Stated task:
Write out the records below without any change, covering only the stretch from the line that contains "verse-text: a druhové" through the line that contains "verse-text: zíraje tvář".

BEGIN Provided data

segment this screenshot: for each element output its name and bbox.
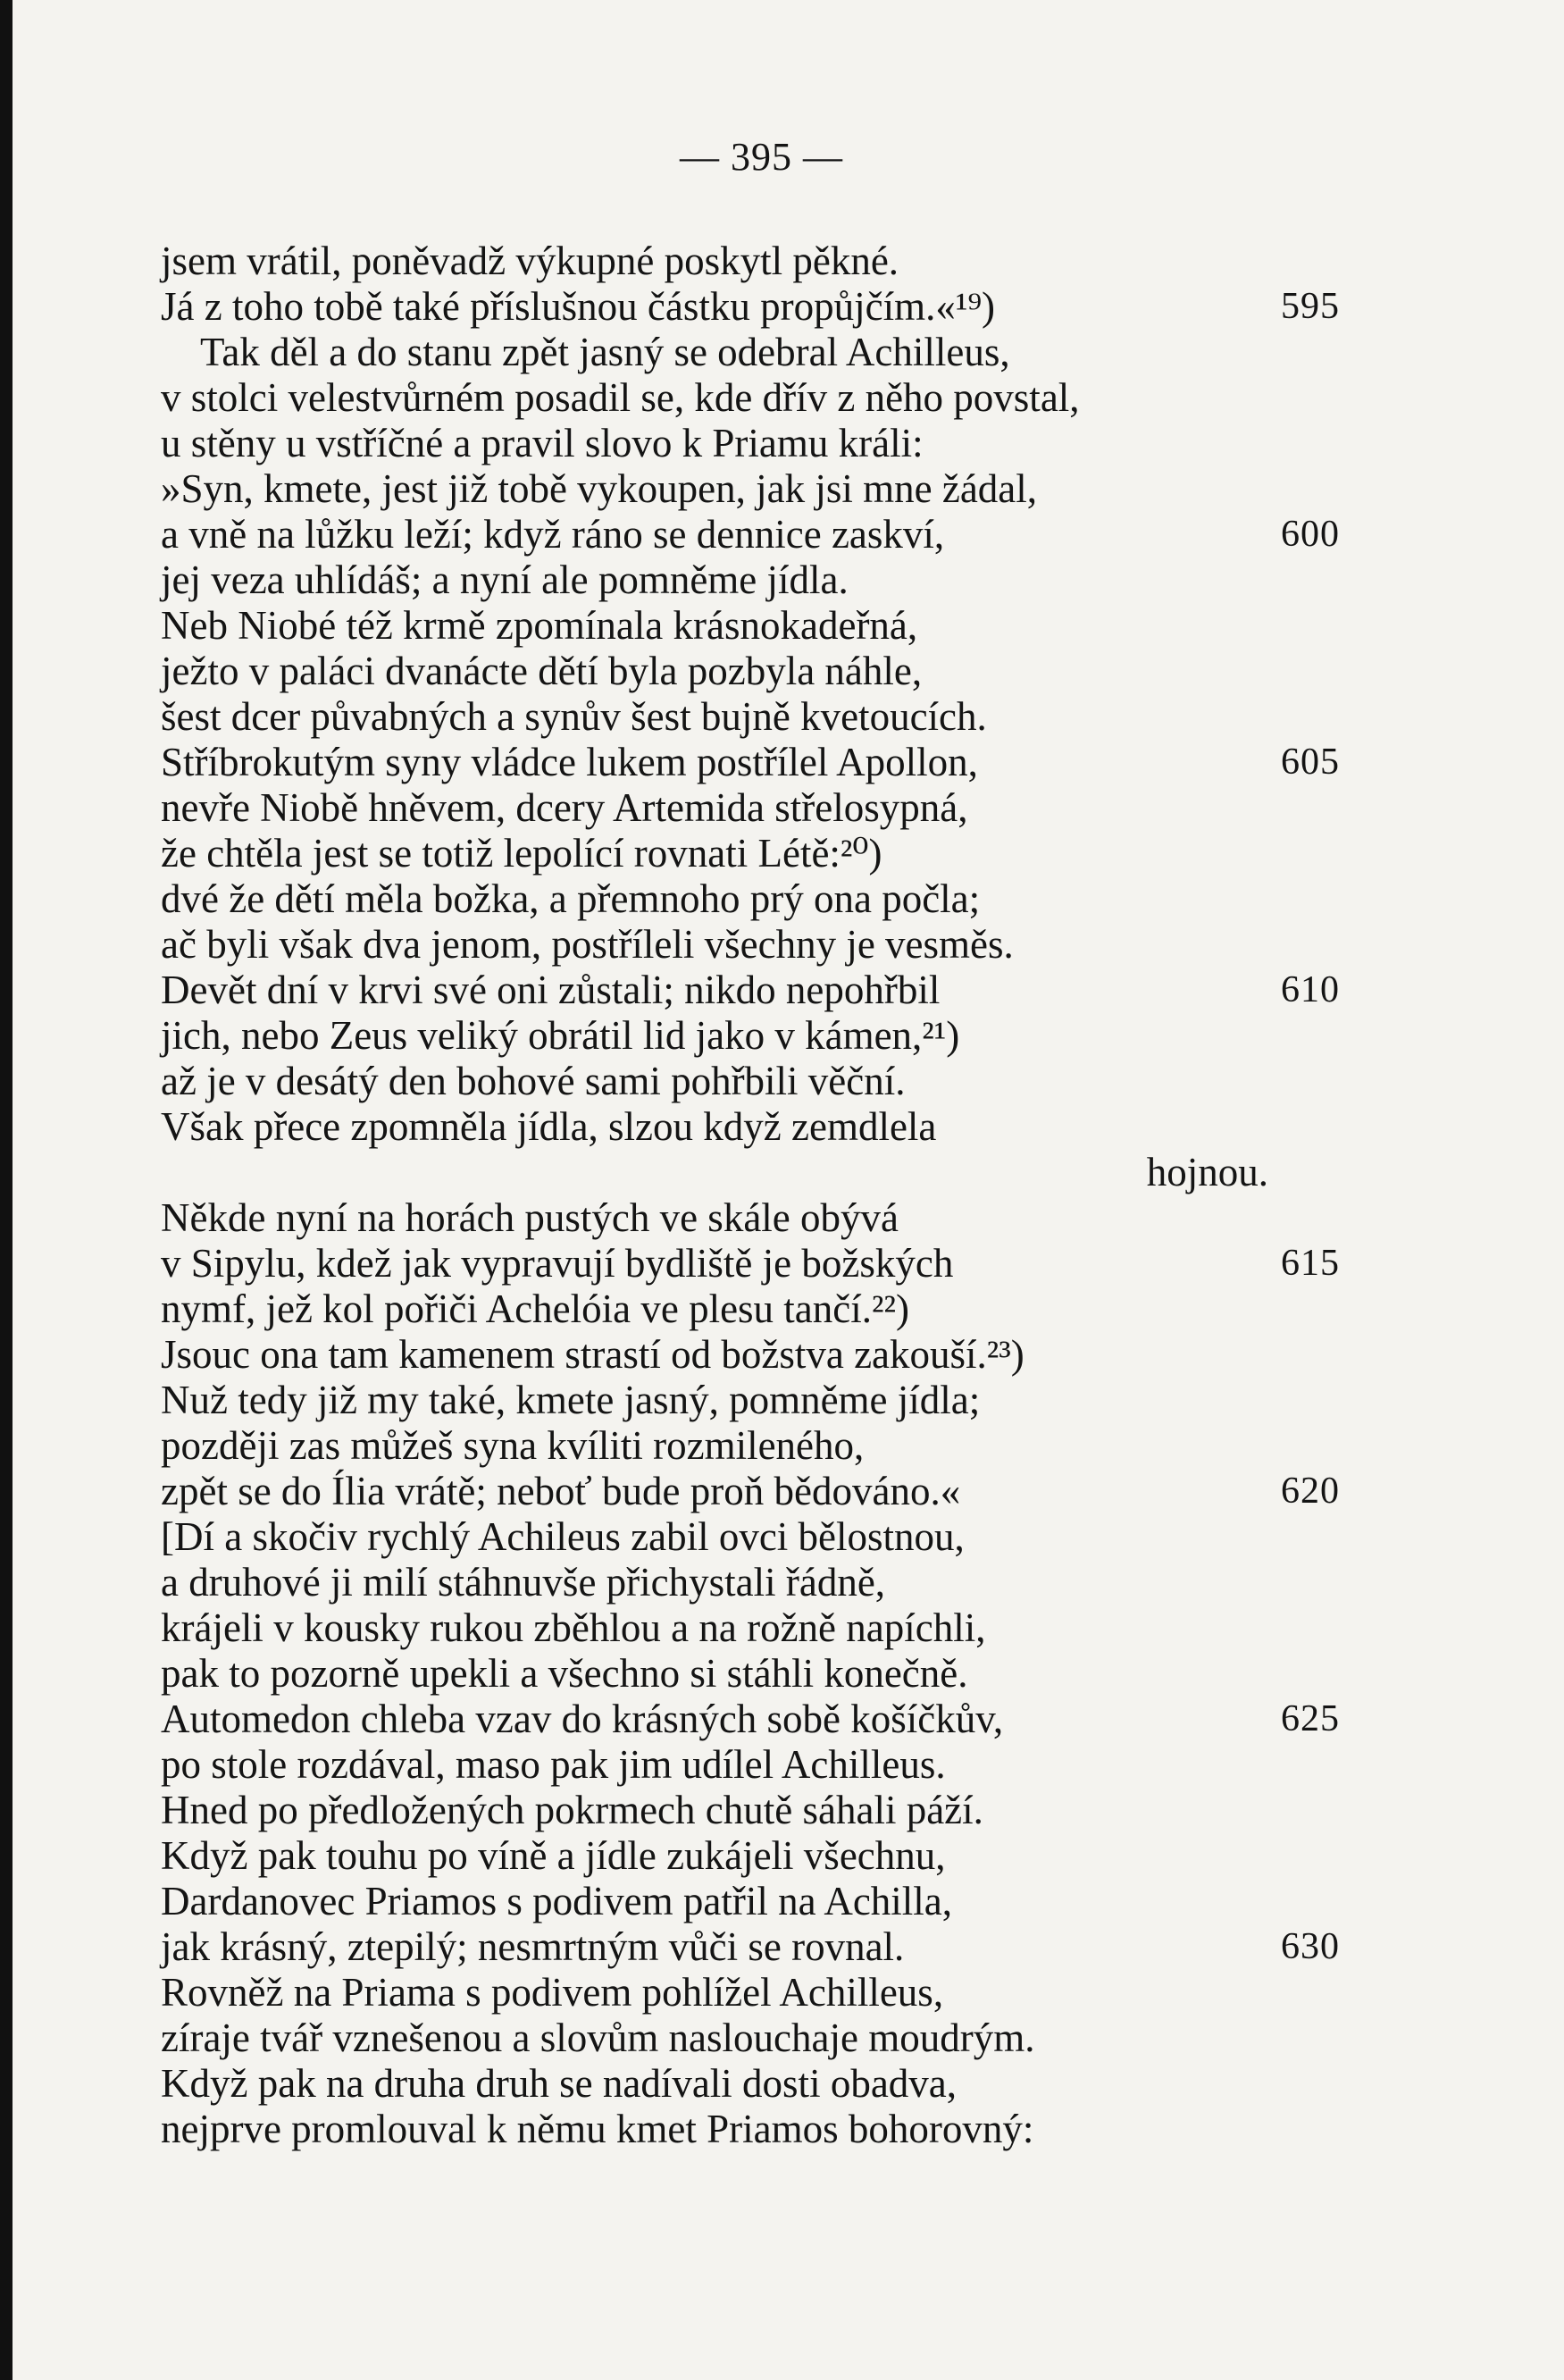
verse-text: a druhové ji milí stáhnuvše přichystali řádně, xyxy=(161,1560,886,1605)
verse-line xyxy=(161,694,1268,740)
verse-text: Když pak na druha druh se nadívali dosti obadva, xyxy=(161,2061,958,2106)
verse-line xyxy=(161,1970,1268,2015)
verse-line xyxy=(161,2061,1268,2107)
verse-line xyxy=(161,421,1268,466)
verse-line xyxy=(161,740,1340,785)
verse-text: Když pak touhu po víně a jídle zukájeli všechnu, xyxy=(161,1833,946,1878)
line-number: 605 xyxy=(1281,742,1340,783)
verse-text: a vně na lůžku leží; když ráno se dennice zaskví, xyxy=(161,512,945,557)
verse-text: u stěny u vstříčné a pravil slovo k Priamu králi: xyxy=(161,421,924,465)
poem-text xyxy=(161,239,1340,2152)
line-number: 620 xyxy=(1281,1471,1340,1512)
verse-text: Někde nyní na horách pustých ve skále obývá xyxy=(161,1195,899,1240)
verse-text: Jsouc ona tam kamenem strastí od božstva zakouší.²³) xyxy=(161,1332,1025,1377)
verse-text: Však přece zpomněla jídla, slzou když zemdlela xyxy=(161,1104,937,1149)
verse-text: nymf, jež kol pořiči Achelóia ve plesu tančí.²²) xyxy=(161,1286,909,1331)
verse-line xyxy=(161,466,1268,512)
verse-line xyxy=(161,831,1268,876)
verse-text: krájeli v kousky rukou zběhlou a na rožně napíchli, xyxy=(161,1605,986,1650)
verse-text: pak to pozorně upekli a všechno si stáhli konečně. xyxy=(161,1651,968,1696)
line-number: 600 xyxy=(1281,514,1340,555)
verse-text: zpět se do Ília vrátě; neboť bude proň bědováno.« xyxy=(161,1469,961,1513)
verse-text: jsem vrátil, poněvadž výkupné poskytl pěkné. xyxy=(161,239,899,283)
verse-line xyxy=(161,968,1340,1013)
verse-text: až je v desátý den bohové sami pohřbili věční. xyxy=(161,1059,906,1103)
verse-line xyxy=(161,1697,1340,1742)
scan-edge xyxy=(0,0,13,2380)
verse-line xyxy=(161,1924,1340,1970)
verse-line xyxy=(161,1104,1268,1150)
verse-line xyxy=(161,649,1268,694)
verse-text: dvé že dětí měla božka, a přemnoho prý ona počla; xyxy=(161,876,981,921)
line-number: 630 xyxy=(1281,1926,1340,1967)
verse-line xyxy=(161,1195,1268,1241)
verse-text: zíraje tvář vznešenou a slovům naslouchaje moudrým. xyxy=(161,2015,1035,2060)
verse-text: Stříbrokutým syny vládce lukem postřílel Apollon, xyxy=(161,740,978,784)
verse-line xyxy=(161,1150,1268,1195)
verse-line xyxy=(161,1059,1268,1104)
verse-text: později zas můžeš syna kvíliti rozmileného, xyxy=(161,1423,865,1468)
verse-text: Hned po předložených pokrmech chutě sáhali páží. xyxy=(161,1788,983,1832)
verse-text: ježto v paláci dvanácte dětí byla pozbyla náhle, xyxy=(161,649,923,693)
verse-line xyxy=(161,557,1268,603)
line-number: 595 xyxy=(1281,286,1340,327)
verse-line xyxy=(161,1469,1340,1514)
verse-text: hojnou. xyxy=(1146,1150,1268,1194)
verse-text: Devět dní v krvi své oni zůstali; nikdo nepohřbil xyxy=(161,968,941,1012)
verse-text: »Syn, kmete, jest již tobě vykoupen, jak jsi mne žádal, xyxy=(161,466,1038,511)
verse-line xyxy=(161,603,1268,649)
verse-text: [Dí a skočiv rychlý Achileus zabil ovci bělostnou, xyxy=(161,1514,965,1559)
verse-text: jich, nebo Zeus veliký obrátil lid jako v kámen,²¹) xyxy=(161,1013,960,1058)
verse-line xyxy=(161,512,1340,557)
verse-text: v stolci velestvůrném posadil se, kde dřív z něho povstal, xyxy=(161,375,1080,420)
verse-line xyxy=(161,239,1268,284)
verse-line xyxy=(161,330,1268,375)
verse-line xyxy=(161,876,1268,922)
verse-text: nejprve promlouval k němu kmet Priamos bohorovný: xyxy=(161,2107,1034,2151)
verse-text: Dardanovec Priamos s podivem patřil na Achilla, xyxy=(161,1879,953,1923)
verse-line xyxy=(161,1560,1268,1605)
verse-line xyxy=(161,1742,1268,1788)
page-number: — 395 — xyxy=(680,135,843,179)
verse-text: jej veza uhlídáš; a nyní ale pomněme jídla. xyxy=(161,557,849,602)
verse-line xyxy=(161,1332,1268,1378)
verse-line xyxy=(161,1879,1268,1924)
verse-text: jak krásný, ztepilý; nesmrtným vůči se rovnal. xyxy=(161,1924,905,1969)
verse-line xyxy=(161,284,1340,330)
verse-text: že chtěla jest se totiž lepolící rovnati Létě:²⁰) xyxy=(161,831,882,876)
verse-text: Nuž tedy již my také, kmete jasný, pomněme jídla; xyxy=(161,1378,981,1422)
verse-text: nevře Niobě hněvem, dcery Artemida střelosypná, xyxy=(161,785,968,830)
verse-text: Automedon chleba vzav do krásných sobě košíčkův, xyxy=(161,1697,1004,1741)
verse-text: ač byli však dva jenom, postříleli všechny je vesměs. xyxy=(161,922,1014,967)
verse-text: po stole rozdával, maso pak jim udílel Achilleus. xyxy=(161,1742,946,1787)
verse-text: Neb Niobé též krmě zpomínala krásnokadeřná, xyxy=(161,603,918,648)
verse-line xyxy=(161,1013,1268,1059)
verse-line xyxy=(161,1378,1268,1423)
verse-text: šest dcer půvabných a synův šest bujně kvetoucích. xyxy=(161,694,987,739)
verse-line xyxy=(161,2107,1268,2152)
book-page xyxy=(13,0,1564,2380)
verse-line xyxy=(161,1286,1268,1332)
verse-line xyxy=(161,375,1268,421)
line-number: 615 xyxy=(1281,1243,1340,1284)
line-number: 610 xyxy=(1281,969,1340,1010)
line-number: 625 xyxy=(1281,1698,1340,1739)
verse-line xyxy=(161,1605,1268,1651)
verse-text: Tak děl a do stanu zpět jasný se odebral Achilleus, xyxy=(200,330,1010,374)
verse-line xyxy=(161,1833,1268,1879)
verse-text: Já z toho tobě také příslušnou částku propůjčím.«¹⁹) xyxy=(161,284,995,329)
verse-line xyxy=(161,785,1268,831)
verse-line xyxy=(161,1241,1340,1286)
verse-line xyxy=(161,1514,1268,1560)
verse-text: Rovněž na Priama s podivem pohlížel Achilleus, xyxy=(161,1970,944,2015)
verse-line xyxy=(161,2015,1268,2061)
verse-line xyxy=(161,1651,1268,1697)
verse-text: v Sipylu, kdež jak vypravují bydliště je božských xyxy=(161,1241,954,1286)
verse-line xyxy=(161,922,1268,968)
verse-line xyxy=(161,1423,1268,1469)
verse-line xyxy=(161,1788,1268,1833)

END Provided data

Task solution:
verse-text: a druhové ji milí stáhnuvše přichystali řádně, xyxy=(161,1560,886,1605)
verse-line xyxy=(161,694,1268,740)
verse-text: Když pak na druha druh se nadívali dosti obadva, xyxy=(161,2061,958,2106)
verse-line xyxy=(161,1970,1268,2015)
verse-line xyxy=(161,2061,1268,2107)
verse-line xyxy=(161,421,1268,466)
verse-line xyxy=(161,740,1340,785)
verse-text: Když pak touhu po víně a jídle zukájeli všechnu, xyxy=(161,1833,946,1878)
line-number: 605 xyxy=(1281,742,1340,783)
verse-text: a vně na lůžku leží; když ráno se dennice zaskví, xyxy=(161,512,945,557)
verse-text: u stěny u vstříčné a pravil slovo k Priamu králi: xyxy=(161,421,924,465)
poem-text xyxy=(161,239,1340,2152)
line-number: 620 xyxy=(1281,1471,1340,1512)
verse-text: Někde nyní na horách pustých ve skále obývá xyxy=(161,1195,899,1240)
verse-text: Jsouc ona tam kamenem strastí od božstva zakouší.²³) xyxy=(161,1332,1025,1377)
verse-text: Však přece zpomněla jídla, slzou když zemdlela xyxy=(161,1104,937,1149)
verse-text: nymf, jež kol pořiči Achelóia ve plesu tančí.²²) xyxy=(161,1286,909,1331)
verse-line xyxy=(161,466,1268,512)
verse-line xyxy=(161,831,1268,876)
verse-text: krájeli v kousky rukou zběhlou a na rožně napíchli, xyxy=(161,1605,986,1650)
verse-text: pak to pozorně upekli a všechno si stáhli konečně. xyxy=(161,1651,968,1696)
line-number: 600 xyxy=(1281,514,1340,555)
verse-text: zpět se do Ília vrátě; neboť bude proň bědováno.« xyxy=(161,1469,961,1513)
verse-text: jsem vrátil, poněvadž výkupné poskytl pěkné. xyxy=(161,239,899,283)
verse-line xyxy=(161,968,1340,1013)
verse-text: až je v desátý den bohové sami pohřbili věční. xyxy=(161,1059,906,1103)
verse-line xyxy=(161,1697,1340,1742)
scan-edge xyxy=(0,0,13,2380)
verse-line xyxy=(161,1924,1340,1970)
verse-line xyxy=(161,1104,1268,1150)
verse-line xyxy=(161,649,1268,694)
verse-text: dvé že dětí měla božka, a přemnoho prý ona počla; xyxy=(161,876,981,921)
line-number: 630 xyxy=(1281,1926,1340,1967)
verse-line xyxy=(161,1195,1268,1241)
verse-text: zíraje tvář vznešenou a slovům naslouchaje moudrým. xyxy=(161,2015,1035,2060)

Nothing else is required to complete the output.